++++ DATA LISTING
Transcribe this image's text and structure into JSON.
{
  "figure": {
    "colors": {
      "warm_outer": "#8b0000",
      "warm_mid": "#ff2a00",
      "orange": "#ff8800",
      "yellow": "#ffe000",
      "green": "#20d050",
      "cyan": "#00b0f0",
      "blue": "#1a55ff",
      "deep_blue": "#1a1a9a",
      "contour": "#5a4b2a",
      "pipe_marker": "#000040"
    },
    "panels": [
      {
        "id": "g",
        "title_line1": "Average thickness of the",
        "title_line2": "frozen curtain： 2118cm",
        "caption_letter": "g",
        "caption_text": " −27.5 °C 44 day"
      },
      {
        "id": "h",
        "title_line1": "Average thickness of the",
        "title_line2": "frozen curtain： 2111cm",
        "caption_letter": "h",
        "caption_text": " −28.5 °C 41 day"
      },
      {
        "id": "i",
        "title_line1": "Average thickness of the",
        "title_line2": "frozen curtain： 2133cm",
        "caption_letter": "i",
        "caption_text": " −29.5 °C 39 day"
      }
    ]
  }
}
++++++++
* [DIRECTIONS FOR THIS TASK] Among the lines of the data above, determine how many contain the word "frozen". Report the number alone.

* [EXERCISE RESPONSE] 3